• [Work to be completed]:
Select from the records below every line that has the word "products" in it.

• [Dataset]:
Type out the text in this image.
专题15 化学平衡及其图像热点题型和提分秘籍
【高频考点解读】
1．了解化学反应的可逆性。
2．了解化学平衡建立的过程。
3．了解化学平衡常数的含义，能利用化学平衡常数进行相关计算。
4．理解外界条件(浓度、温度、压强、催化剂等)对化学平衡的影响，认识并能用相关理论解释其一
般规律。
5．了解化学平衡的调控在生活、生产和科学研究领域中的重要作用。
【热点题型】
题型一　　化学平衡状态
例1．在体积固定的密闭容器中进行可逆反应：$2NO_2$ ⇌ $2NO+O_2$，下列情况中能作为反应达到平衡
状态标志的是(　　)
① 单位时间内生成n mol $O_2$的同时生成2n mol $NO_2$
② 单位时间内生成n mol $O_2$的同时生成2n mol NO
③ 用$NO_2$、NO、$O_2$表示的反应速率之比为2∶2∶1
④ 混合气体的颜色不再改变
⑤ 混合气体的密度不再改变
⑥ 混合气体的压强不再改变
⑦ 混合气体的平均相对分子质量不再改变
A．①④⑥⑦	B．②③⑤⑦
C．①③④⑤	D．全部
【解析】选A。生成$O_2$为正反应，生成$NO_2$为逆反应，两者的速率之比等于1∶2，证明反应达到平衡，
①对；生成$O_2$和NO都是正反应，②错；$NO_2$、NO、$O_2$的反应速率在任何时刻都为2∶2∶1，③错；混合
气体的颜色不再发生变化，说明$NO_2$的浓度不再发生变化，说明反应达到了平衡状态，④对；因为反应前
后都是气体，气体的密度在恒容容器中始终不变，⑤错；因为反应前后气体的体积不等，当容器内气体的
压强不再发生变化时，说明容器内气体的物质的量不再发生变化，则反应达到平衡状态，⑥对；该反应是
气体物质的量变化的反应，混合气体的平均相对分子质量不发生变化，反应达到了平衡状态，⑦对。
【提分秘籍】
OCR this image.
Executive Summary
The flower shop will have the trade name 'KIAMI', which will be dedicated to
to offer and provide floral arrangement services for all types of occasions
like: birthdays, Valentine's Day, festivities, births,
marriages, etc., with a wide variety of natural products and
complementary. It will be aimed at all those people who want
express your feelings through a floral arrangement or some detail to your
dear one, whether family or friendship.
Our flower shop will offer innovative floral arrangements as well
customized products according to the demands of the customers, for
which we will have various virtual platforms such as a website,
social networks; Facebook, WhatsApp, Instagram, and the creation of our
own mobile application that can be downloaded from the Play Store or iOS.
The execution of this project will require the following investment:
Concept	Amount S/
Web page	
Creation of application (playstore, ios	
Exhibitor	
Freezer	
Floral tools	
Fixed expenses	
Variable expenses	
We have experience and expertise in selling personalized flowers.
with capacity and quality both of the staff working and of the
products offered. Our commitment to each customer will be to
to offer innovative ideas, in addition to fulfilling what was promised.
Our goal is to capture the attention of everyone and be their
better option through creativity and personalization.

• [The response]:
marriages, etc., with a wide variety of natural products and
customized products according to the demands of the customers, for
products offered. Our commitment to each customer will be to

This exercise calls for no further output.